» **Records supplied**
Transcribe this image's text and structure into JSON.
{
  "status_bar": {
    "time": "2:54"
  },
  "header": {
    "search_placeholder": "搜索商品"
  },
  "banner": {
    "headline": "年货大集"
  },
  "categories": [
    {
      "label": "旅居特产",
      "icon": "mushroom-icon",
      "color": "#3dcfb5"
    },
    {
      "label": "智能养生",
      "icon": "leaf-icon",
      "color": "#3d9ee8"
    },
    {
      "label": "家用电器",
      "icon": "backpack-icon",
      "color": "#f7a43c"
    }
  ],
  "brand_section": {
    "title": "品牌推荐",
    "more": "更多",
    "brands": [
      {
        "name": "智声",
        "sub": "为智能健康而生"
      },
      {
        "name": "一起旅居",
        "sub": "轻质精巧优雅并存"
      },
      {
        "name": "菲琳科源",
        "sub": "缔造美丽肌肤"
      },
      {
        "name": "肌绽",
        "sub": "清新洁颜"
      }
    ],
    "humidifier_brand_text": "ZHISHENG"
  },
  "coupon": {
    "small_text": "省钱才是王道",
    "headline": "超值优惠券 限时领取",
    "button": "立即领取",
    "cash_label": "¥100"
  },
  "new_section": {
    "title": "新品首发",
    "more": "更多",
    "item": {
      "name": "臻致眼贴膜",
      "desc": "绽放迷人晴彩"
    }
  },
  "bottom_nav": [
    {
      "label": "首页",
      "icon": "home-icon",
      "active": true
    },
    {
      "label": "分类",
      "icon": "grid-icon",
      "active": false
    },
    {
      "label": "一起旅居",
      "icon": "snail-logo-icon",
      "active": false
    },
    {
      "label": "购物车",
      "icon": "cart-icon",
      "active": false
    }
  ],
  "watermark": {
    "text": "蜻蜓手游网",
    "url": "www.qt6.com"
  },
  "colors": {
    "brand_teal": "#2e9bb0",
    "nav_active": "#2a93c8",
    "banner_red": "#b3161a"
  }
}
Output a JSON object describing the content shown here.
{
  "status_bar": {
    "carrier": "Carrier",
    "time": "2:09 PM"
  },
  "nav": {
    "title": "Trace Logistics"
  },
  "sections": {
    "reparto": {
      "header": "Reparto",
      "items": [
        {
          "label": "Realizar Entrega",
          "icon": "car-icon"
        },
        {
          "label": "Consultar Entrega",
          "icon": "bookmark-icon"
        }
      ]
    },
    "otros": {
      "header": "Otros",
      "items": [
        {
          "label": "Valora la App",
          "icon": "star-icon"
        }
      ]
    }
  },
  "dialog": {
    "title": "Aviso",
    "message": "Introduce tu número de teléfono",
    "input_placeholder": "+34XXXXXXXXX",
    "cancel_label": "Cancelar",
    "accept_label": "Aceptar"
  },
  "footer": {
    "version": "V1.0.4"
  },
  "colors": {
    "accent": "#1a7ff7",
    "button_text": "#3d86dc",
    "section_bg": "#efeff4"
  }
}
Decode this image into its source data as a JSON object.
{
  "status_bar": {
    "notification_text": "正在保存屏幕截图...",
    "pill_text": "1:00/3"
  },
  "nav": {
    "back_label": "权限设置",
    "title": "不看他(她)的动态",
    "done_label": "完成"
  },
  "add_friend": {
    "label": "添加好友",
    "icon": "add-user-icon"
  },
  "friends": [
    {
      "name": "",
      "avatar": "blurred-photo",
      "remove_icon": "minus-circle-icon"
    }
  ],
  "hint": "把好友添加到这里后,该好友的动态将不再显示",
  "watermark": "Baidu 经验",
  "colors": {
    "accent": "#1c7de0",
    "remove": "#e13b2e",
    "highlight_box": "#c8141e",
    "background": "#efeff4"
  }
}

» **To be done**
Your task is to extract the lines running from the one with "Decode this image" to the end of the material, inclusive, copying each exactly and adding nothing.

» **Response to the task**
Decode this image into its source data as a JSON object.
{
  "status_bar": {
    "notification_text": "正在保存屏幕截图...",
    "pill_text": "1:00/3"
  },
  "nav": {
    "back_label": "权限设置",
    "title": "不看他(她)的动态",
    "done_label": "完成"
  },
  "add_friend": {
    "label": "添加好友",
    "icon": "add-user-icon"
  },
  "friends": [
    {
      "name": "",
      "avatar": "blurred-photo",
      "remove_icon": "minus-circle-icon"
    }
  ],
  "hint": "把好友添加到这里后,该好友的动态将不再显示",
  "watermark": "Baidu 经验",
  "colors": {
    "accent": "#1c7de0",
    "remove": "#e13b2e",
    "highlight_box": "#c8141e",
    "background": "#efeff4"
  }
}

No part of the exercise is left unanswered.